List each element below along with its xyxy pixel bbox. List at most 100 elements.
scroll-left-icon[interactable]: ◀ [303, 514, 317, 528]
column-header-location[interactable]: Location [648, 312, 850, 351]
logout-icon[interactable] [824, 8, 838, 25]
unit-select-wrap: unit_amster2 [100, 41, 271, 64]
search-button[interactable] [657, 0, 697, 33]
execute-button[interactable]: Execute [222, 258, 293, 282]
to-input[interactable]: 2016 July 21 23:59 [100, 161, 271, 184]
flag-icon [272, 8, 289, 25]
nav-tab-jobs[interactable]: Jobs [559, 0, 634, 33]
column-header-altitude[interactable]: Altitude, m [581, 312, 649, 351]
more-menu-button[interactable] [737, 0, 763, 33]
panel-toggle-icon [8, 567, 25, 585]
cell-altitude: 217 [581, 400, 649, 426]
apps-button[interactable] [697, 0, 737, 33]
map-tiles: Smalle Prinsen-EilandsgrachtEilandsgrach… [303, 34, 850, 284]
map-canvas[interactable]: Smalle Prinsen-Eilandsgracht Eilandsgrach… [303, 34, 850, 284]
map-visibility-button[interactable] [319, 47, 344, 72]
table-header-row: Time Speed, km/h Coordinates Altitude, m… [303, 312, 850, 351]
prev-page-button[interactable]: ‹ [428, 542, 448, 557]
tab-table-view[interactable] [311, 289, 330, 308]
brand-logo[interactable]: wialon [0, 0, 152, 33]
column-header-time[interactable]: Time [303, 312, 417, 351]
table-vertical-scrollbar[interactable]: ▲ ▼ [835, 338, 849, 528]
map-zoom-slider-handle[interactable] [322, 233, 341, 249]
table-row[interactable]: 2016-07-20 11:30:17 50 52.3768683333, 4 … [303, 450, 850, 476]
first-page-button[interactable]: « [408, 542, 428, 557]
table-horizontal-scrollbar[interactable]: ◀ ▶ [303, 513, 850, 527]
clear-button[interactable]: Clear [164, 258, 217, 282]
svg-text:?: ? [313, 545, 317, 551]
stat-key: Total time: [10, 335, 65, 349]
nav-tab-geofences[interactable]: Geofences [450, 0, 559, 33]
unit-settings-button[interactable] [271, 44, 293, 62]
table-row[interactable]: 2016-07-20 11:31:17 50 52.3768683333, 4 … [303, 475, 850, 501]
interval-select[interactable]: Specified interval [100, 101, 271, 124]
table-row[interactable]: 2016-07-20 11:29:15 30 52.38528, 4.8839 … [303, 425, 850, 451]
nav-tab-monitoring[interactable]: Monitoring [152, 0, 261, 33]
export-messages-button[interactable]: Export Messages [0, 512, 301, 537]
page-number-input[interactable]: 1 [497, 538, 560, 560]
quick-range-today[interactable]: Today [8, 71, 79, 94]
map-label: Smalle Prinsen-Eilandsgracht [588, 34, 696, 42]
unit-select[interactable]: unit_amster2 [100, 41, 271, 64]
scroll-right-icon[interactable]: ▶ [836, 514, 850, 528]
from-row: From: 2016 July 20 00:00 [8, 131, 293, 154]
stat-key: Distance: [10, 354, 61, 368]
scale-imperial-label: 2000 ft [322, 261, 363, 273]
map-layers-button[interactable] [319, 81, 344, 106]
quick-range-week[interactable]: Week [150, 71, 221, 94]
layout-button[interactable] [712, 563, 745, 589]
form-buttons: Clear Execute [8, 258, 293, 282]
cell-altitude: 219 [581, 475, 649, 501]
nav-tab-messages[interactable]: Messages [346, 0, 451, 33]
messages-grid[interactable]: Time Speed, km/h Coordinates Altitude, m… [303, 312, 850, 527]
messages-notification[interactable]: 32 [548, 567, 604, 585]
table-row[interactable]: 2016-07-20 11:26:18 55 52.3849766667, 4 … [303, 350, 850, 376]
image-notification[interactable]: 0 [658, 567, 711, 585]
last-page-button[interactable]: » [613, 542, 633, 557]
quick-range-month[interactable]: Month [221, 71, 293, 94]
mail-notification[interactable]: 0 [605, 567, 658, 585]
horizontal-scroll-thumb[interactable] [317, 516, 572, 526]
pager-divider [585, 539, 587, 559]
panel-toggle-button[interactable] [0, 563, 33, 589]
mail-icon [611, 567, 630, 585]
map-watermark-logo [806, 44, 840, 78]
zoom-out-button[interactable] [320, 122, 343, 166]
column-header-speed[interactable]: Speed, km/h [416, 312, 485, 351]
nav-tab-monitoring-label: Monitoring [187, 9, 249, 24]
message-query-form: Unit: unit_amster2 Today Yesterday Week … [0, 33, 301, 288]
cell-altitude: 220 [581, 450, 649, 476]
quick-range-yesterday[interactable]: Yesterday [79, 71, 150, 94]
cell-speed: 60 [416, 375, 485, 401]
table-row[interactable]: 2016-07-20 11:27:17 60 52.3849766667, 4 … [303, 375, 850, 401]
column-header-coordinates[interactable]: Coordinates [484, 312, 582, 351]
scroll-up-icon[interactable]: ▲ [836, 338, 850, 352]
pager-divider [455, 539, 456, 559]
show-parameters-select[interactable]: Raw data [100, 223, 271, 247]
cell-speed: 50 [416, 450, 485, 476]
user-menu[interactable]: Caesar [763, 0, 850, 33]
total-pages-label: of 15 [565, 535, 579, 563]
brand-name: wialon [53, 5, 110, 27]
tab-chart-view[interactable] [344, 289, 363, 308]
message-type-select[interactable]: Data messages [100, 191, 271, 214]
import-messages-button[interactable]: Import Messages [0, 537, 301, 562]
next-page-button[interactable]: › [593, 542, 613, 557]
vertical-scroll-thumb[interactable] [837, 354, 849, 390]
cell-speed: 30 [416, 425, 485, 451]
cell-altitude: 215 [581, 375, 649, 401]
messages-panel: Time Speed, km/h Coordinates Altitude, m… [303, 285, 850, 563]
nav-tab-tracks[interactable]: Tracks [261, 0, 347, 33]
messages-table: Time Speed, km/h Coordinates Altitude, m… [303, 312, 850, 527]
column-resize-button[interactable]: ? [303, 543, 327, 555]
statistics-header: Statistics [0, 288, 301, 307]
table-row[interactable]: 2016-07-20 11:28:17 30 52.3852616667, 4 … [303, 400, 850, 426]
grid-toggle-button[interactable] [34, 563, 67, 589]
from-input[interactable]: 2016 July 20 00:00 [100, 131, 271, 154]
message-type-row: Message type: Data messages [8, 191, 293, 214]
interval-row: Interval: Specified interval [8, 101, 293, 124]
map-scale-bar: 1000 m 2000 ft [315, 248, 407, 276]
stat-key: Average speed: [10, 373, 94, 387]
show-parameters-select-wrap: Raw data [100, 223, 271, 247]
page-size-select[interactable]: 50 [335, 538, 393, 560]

+++

Exercise instructions
Please format every line of the entries above as a JSON list of strings, with one string per line and blank lines left out.

Final result
[
  "List each element below along with its xyxy pixel bbox. List at most 100 elements.",
  "scroll-left-icon[interactable]: ◀ [303, 514, 317, 528]",
  "column-header-location[interactable]: Location [648, 312, 850, 351]",
  "logout-icon[interactable] [824, 8, 838, 25]",
  "unit-select-wrap: unit_amster2 [100, 41, 271, 64]",
  "search-button[interactable] [657, 0, 697, 33]",
  "execute-button[interactable]: Execute [222, 258, 293, 282]",
  "to-input[interactable]: 2016 July 21 23:59 [100, 161, 271, 184]",
  "flag-icon [272, 8, 289, 25]",
  "nav-tab-jobs[interactable]: Jobs [559, 0, 634, 33]",
  "column-header-altitude[interactable]: Altitude, m [581, 312, 649, 351]",
  "more-menu-button[interactable] [737, 0, 763, 33]",
  "panel-toggle-icon [8, 567, 25, 585]",
  "cell-altitude: 217 [581, 400, 649, 426]",
  "apps-button[interactable] [697, 0, 737, 33]",
  "map-tiles: Smalle Prinsen-EilandsgrachtEilandsgrach… [303, 34, 850, 284]",
  "map-canvas[interactable]: Smalle Prinsen-Eilandsgracht Eilandsgrach… [303, 34, 850, 284]",
  "map-visibility-button[interactable] [319, 47, 344, 72]",
  "table-header-row: Time Speed, km/h Coordinates Altitude, m… [303, 312, 850, 351]",
  "prev-page-button[interactable]: ‹ [428, 542, 448, 557]",
  "tab-table-view[interactable] [311, 289, 330, 308]",
  "brand-logo[interactable]: wialon [0, 0, 152, 33]",
  "column-header-time[interactable]: Time [303, 312, 417, 351]",
  "table-vertical-scrollbar[interactable]: ▲ ▼ [835, 338, 849, 528]",
  "map-zoom-slider-handle[interactable] [322, 233, 341, 249]",
  "table-row[interactable]: 2016-07-20 11:30:17 50 52.3768683333, 4 … [303, 450, 850, 476]",
  "first-page-button[interactable]: « [408, 542, 428, 557]",
  "table-horizontal-scrollbar[interactable]: ◀ ▶ [303, 513, 850, 527]",
  "clear-button[interactable]: Clear [164, 258, 217, 282]",
  "svg-text:?: ? [313, 545, 317, 551]",
  "stat-key: Total time: [10, 335, 65, 349]",
  "nav-tab-geofences[interactable]: Geofences [450, 0, 559, 33]",
  "unit-settings-button[interactable] [271, 44, 293, 62]",
  "table-row[interactable]: 2016-07-20 11:31:17 50 52.3768683333, 4 … [303, 475, 850, 501]",
  "interval-select[interactable]: Specified interval [100, 101, 271, 124]",
  "table-row[interactable]: 2016-07-20 11:29:15 30 52.38528, 4.8839 … [303, 425, 850, 451]",
  "nav-tab-monitoring[interactable]: Monitoring [152, 0, 261, 33]",
  "export-messages-button[interactable]: Export Messages [0, 512, 301, 537]",
  "page-number-input[interactable]: 1 [497, 538, 560, 560]",
  "quick-range-today[interactable]: Today [8, 71, 79, 94]",
  "map-label: Smalle Prinsen-Eilandsgracht [588, 34, 696, 42]",
  "unit-select[interactable]: unit_amster2 [100, 41, 271, 64]",
  "scroll-right-icon[interactable]: ▶ [836, 514, 850, 528]",
  "from-row: From: 2016 July 20 00:00 [8, 131, 293, 154]",
  "stat-key: Distance: [10, 354, 61, 368]",
  "scale-imperial-label: 2000 ft [322, 261, 363, 273]",
  "map-layers-button[interactable] [319, 81, 344, 106]",
  "quick-range-week[interactable]: Week [150, 71, 221, 94]",
  "layout-button[interactable] [712, 563, 745, 589]",
  "form-buttons: Clear Execute [8, 258, 293, 282]",
  "cell-altitude: 219 [581, 475, 649, 501]",
  "nav-tab-messages[interactable]: Messages [346, 0, 451, 33]",
  "messages-grid[interactable]: Time Speed, km/h Coordinates Altitude, m… [303, 312, 850, 527]",
  "messages-notification[interactable]: 32 [548, 567, 604, 585]",
  "table-row[interactable]: 2016-07-20 11:26:18 55 52.3849766667, 4 … [303, 350, 850, 376]",
  "image-notification[interactable]: 0 [658, 567, 711, 585]",
  "last-page-button[interactable]: » [613, 542, 633, 557]",
  "quick-range-month[interactable]: Month [221, 71, 293, 94]",
  "mail-notification[interactable]: 0 [605, 567, 658, 585]",
  "horizontal-scroll-thumb[interactable] [317, 516, 572, 526]",
  "pager-divider [585, 539, 587, 559]",
  "panel-toggle-button[interactable] [0, 563, 33, 589]",
  "mail-icon [611, 567, 630, 585]",
  "map-watermark-logo [806, 44, 840, 78]",
  "zoom-out-button[interactable] [320, 122, 343, 166]",
  "column-header-speed[interactable]: Speed, km/h [416, 312, 485, 351]",
  "nav-tab-monitoring-label: Monitoring [187, 9, 249, 24]",
  "message-query-form: Unit: unit_amster2 Today Yesterday Week … [0, 33, 301, 288]",
  "cell-altitude: 220 [581, 450, 649, 476]",
  "quick-range-yesterday[interactable]: Yesterday [79, 71, 150, 94]",
  "cell-speed: 60 [416, 375, 485, 401]",
  "table-row[interactable]: 2016-07-20 11:27:17 60 52.3849766667, 4 … [303, 375, 850, 401]",
  "column-header-coordinates[interactable]: Coordinates [484, 312, 582, 351]",
  "scroll-up-icon[interactable]: ▲ [836, 338, 850, 352]",
  "pager-divider [455, 539, 456, 559]",
  "show-parameters-select[interactable]: Raw data [100, 223, 271, 247]",
  "cell-speed: 50 [416, 450, 485, 476]",
  "user-menu[interactable]: Caesar [763, 0, 850, 33]",
  "total-pages-label: of 15 [565, 535, 579, 563]",
  "brand-name: wialon [53, 5, 110, 27]",
  "tab-chart-view[interactable] [344, 289, 363, 308]",
  "message-type-select[interactable]: Data messages [100, 191, 271, 214]",
  "import-messages-button[interactable]: Import Messages [0, 537, 301, 562]",
  "next-page-button[interactable]: › [593, 542, 613, 557]",
  "vertical-scroll-thumb[interactable] [837, 354, 849, 390]",
  "cell-speed: 30 [416, 425, 485, 451]",
  "cell-altitude: 215 [581, 375, 649, 401]",
  "messages-panel: Time Speed, km/h Coordinates Altitude, m… [303, 285, 850, 563]",
  "nav-tab-tracks[interactable]: Tracks [261, 0, 347, 33]",
  "messages-table: Time Speed, km/h Coordinates Altitude, m… [303, 312, 850, 527]",
  "column-resize-button[interactable]: ? [303, 543, 327, 555]",
  "statistics-header: Statistics [0, 288, 301, 307]",
  "table-row[interactable]: 2016-07-20 11:28:17 30 52.3852616667, 4 … [303, 400, 850, 426]",
  "grid-toggle-button[interactable] [34, 563, 67, 589]",
  "from-input[interactable]: 2016 July 20 00:00 [100, 131, 271, 154]",
  "message-type-row: Message type: Data messages [8, 191, 293, 214]",
  "interval-row: Interval: Specified interval [8, 101, 293, 124]",
  "map-scale-bar: 1000 m 2000 ft [315, 248, 407, 276]",
  "stat-key: Average speed: [10, 373, 94, 387]",
  "show-parameters-select-wrap: Raw data [100, 223, 271, 247]",
  "page-size-select[interactable]: 50 [335, 538, 393, 560]"
]